**Task goal**
Reproduce the listing below line for line, without changing anything.

_____

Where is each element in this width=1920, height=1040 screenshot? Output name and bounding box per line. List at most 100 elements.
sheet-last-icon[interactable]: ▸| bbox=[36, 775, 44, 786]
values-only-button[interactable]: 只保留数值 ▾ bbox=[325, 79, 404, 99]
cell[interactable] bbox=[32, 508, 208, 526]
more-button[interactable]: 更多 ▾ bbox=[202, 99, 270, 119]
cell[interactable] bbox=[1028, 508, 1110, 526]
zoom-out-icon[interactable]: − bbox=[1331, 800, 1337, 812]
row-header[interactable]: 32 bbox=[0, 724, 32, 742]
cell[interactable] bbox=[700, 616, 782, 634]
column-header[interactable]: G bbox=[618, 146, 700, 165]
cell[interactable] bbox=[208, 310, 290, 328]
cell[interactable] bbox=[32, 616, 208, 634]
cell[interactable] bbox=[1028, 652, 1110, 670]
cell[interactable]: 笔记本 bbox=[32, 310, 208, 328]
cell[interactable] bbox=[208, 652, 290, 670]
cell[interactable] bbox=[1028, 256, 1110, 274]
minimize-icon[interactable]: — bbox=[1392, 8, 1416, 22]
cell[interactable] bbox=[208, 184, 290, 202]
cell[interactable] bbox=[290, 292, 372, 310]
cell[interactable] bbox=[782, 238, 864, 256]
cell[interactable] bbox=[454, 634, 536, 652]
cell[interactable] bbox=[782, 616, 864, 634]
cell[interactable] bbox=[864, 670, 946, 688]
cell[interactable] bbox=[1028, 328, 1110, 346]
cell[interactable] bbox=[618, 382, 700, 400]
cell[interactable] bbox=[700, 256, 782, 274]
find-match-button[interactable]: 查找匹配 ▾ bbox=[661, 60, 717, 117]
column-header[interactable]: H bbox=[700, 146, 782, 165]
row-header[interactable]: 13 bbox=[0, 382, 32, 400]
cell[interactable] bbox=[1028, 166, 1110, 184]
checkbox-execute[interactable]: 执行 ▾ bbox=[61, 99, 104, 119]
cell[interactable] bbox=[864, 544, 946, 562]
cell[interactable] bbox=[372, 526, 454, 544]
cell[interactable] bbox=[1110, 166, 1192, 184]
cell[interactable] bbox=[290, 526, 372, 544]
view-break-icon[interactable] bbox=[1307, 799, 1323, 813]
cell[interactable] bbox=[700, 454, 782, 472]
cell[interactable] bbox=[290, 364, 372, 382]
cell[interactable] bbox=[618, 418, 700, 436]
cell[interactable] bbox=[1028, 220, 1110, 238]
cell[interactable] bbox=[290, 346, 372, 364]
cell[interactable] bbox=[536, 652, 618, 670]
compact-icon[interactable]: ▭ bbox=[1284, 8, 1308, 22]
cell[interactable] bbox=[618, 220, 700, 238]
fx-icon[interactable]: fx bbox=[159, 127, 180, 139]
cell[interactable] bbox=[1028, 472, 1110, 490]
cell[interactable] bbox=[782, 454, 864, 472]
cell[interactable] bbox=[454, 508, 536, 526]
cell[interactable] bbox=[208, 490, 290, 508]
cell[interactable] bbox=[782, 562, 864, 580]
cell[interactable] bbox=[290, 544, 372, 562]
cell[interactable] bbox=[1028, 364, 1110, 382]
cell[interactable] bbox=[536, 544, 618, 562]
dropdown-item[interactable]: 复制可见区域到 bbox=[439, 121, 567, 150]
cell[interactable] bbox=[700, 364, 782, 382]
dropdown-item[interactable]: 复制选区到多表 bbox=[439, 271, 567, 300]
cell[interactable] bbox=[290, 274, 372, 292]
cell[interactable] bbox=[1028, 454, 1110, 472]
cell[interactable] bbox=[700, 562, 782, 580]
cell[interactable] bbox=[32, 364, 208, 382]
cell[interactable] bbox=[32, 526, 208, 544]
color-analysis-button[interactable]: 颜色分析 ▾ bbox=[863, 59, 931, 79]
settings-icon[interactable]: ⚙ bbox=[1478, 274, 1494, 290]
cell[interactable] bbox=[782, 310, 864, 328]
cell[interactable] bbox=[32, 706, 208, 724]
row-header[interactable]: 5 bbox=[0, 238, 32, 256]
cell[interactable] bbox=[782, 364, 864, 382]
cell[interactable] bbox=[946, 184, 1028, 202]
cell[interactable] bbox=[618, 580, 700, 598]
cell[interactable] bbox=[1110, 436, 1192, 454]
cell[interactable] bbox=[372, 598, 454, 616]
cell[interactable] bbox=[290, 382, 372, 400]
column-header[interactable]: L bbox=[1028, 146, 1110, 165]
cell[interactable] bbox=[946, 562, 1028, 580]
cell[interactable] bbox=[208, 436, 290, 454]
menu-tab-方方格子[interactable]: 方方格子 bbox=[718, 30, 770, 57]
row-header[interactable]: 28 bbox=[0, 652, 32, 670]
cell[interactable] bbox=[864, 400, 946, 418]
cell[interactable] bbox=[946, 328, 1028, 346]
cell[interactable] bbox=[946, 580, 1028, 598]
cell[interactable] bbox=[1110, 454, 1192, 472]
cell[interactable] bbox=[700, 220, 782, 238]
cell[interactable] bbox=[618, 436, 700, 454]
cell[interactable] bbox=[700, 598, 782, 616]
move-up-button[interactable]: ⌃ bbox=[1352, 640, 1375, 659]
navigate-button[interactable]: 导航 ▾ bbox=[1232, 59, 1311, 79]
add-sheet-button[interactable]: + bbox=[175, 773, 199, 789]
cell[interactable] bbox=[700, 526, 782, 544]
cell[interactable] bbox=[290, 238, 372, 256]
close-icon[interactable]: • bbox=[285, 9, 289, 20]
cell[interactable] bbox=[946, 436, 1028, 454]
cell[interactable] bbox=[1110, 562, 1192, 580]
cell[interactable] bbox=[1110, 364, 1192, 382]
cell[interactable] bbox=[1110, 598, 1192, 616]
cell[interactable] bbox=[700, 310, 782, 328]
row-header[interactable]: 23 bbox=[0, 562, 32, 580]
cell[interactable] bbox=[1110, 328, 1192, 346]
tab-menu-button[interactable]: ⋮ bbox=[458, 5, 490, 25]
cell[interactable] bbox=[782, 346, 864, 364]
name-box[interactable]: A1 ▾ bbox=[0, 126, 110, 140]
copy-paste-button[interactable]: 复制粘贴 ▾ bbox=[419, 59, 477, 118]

_____

**Answer to this problem**
Where is each element in this width=1920, height=1040 screenshot? Output name and bounding box per line. List at most 100 elements.
sheet-last-icon[interactable]: ▸| bbox=[36, 775, 44, 786]
values-only-button[interactable]: 只保留数值 ▾ bbox=[325, 79, 404, 99]
cell[interactable] bbox=[32, 508, 208, 526]
more-button[interactable]: 更多 ▾ bbox=[202, 99, 270, 119]
cell[interactable] bbox=[1028, 508, 1110, 526]
zoom-out-icon[interactable]: − bbox=[1331, 800, 1337, 812]
row-header[interactable]: 32 bbox=[0, 724, 32, 742]
cell[interactable] bbox=[700, 616, 782, 634]
column-header[interactable]: G bbox=[618, 146, 700, 165]
cell[interactable] bbox=[208, 310, 290, 328]
cell[interactable] bbox=[32, 616, 208, 634]
cell[interactable] bbox=[1028, 652, 1110, 670]
cell[interactable]: 笔记本 bbox=[32, 310, 208, 328]
cell[interactable] bbox=[208, 652, 290, 670]
cell[interactable] bbox=[1028, 256, 1110, 274]
minimize-icon[interactable]: — bbox=[1392, 8, 1416, 22]
cell[interactable] bbox=[208, 184, 290, 202]
cell[interactable] bbox=[290, 292, 372, 310]
cell[interactable] bbox=[782, 238, 864, 256]
cell[interactable] bbox=[454, 634, 536, 652]
cell[interactable] bbox=[782, 616, 864, 634]
cell[interactable] bbox=[864, 670, 946, 688]
cell[interactable] bbox=[1028, 328, 1110, 346]
cell[interactable] bbox=[618, 382, 700, 400]
cell[interactable] bbox=[700, 256, 782, 274]
find-match-button[interactable]: 查找匹配 ▾ bbox=[661, 60, 717, 117]
column-header[interactable]: H bbox=[700, 146, 782, 165]
row-header[interactable]: 13 bbox=[0, 382, 32, 400]
cell[interactable] bbox=[1028, 166, 1110, 184]
checkbox-execute[interactable]: 执行 ▾ bbox=[61, 99, 104, 119]
cell[interactable] bbox=[864, 544, 946, 562]
cell[interactable] bbox=[372, 526, 454, 544]
cell[interactable] bbox=[1110, 166, 1192, 184]
cell[interactable] bbox=[290, 526, 372, 544]
view-break-icon[interactable] bbox=[1307, 799, 1323, 813]
cell[interactable] bbox=[700, 454, 782, 472]
cell[interactable] bbox=[290, 364, 372, 382]
cell[interactable] bbox=[618, 418, 700, 436]
cell[interactable] bbox=[1028, 220, 1110, 238]
cell[interactable] bbox=[290, 346, 372, 364]
cell[interactable] bbox=[536, 652, 618, 670]
compact-icon[interactable]: ▭ bbox=[1284, 8, 1308, 22]
cell[interactable] bbox=[618, 220, 700, 238]
fx-icon[interactable]: fx bbox=[159, 127, 180, 139]
cell[interactable] bbox=[1028, 472, 1110, 490]
cell[interactable] bbox=[782, 454, 864, 472]
cell[interactable] bbox=[454, 508, 536, 526]
cell[interactable] bbox=[208, 490, 290, 508]
cell[interactable] bbox=[782, 562, 864, 580]
cell[interactable] bbox=[290, 544, 372, 562]
cell[interactable] bbox=[1028, 364, 1110, 382]
cell[interactable] bbox=[536, 544, 618, 562]
dropdown-item[interactable]: 复制可见区域到 bbox=[439, 121, 567, 150]
cell[interactable] bbox=[700, 364, 782, 382]
dropdown-item[interactable]: 复制选区到多表 bbox=[439, 271, 567, 300]
cell[interactable] bbox=[290, 274, 372, 292]
cell[interactable] bbox=[1028, 454, 1110, 472]
cell[interactable] bbox=[700, 562, 782, 580]
cell[interactable] bbox=[32, 364, 208, 382]
cell[interactable] bbox=[32, 526, 208, 544]
color-analysis-button[interactable]: 颜色分析 ▾ bbox=[863, 59, 931, 79]
settings-icon[interactable]: ⚙ bbox=[1478, 274, 1494, 290]
cell[interactable] bbox=[782, 310, 864, 328]
cell[interactable] bbox=[32, 706, 208, 724]
row-header[interactable]: 5 bbox=[0, 238, 32, 256]
cell[interactable] bbox=[782, 364, 864, 382]
cell[interactable] bbox=[946, 184, 1028, 202]
cell[interactable] bbox=[618, 580, 700, 598]
cell[interactable] bbox=[1110, 436, 1192, 454]
cell[interactable] bbox=[372, 598, 454, 616]
cell[interactable] bbox=[290, 382, 372, 400]
column-header[interactable]: L bbox=[1028, 146, 1110, 165]
cell[interactable] bbox=[946, 562, 1028, 580]
cell[interactable] bbox=[208, 436, 290, 454]
menu-tab-方方格子[interactable]: 方方格子 bbox=[718, 30, 770, 57]
row-header[interactable]: 28 bbox=[0, 652, 32, 670]
cell[interactable] bbox=[864, 400, 946, 418]
cell[interactable] bbox=[946, 328, 1028, 346]
cell[interactable] bbox=[946, 580, 1028, 598]
cell[interactable] bbox=[1110, 454, 1192, 472]
cell[interactable] bbox=[700, 220, 782, 238]
cell[interactable] bbox=[618, 436, 700, 454]
cell[interactable] bbox=[700, 598, 782, 616]
move-up-button[interactable]: ⌃ bbox=[1352, 640, 1375, 659]
navigate-button[interactable]: 导航 ▾ bbox=[1232, 59, 1311, 79]
add-sheet-button[interactable]: + bbox=[175, 773, 199, 789]
cell[interactable] bbox=[700, 526, 782, 544]
cell[interactable] bbox=[290, 238, 372, 256]
close-icon[interactable]: • bbox=[285, 9, 289, 20]
cell[interactable] bbox=[946, 436, 1028, 454]
cell[interactable] bbox=[1110, 562, 1192, 580]
cell[interactable] bbox=[1110, 364, 1192, 382]
cell[interactable] bbox=[1110, 598, 1192, 616]
cell[interactable] bbox=[700, 310, 782, 328]
row-header[interactable]: 23 bbox=[0, 562, 32, 580]
cell[interactable] bbox=[1110, 328, 1192, 346]
tab-menu-button[interactable]: ⋮ bbox=[458, 5, 490, 25]
cell[interactable] bbox=[782, 346, 864, 364]
name-box[interactable]: A1 ▾ bbox=[0, 126, 110, 140]
copy-paste-button[interactable]: 复制粘贴 ▾ bbox=[419, 59, 477, 118]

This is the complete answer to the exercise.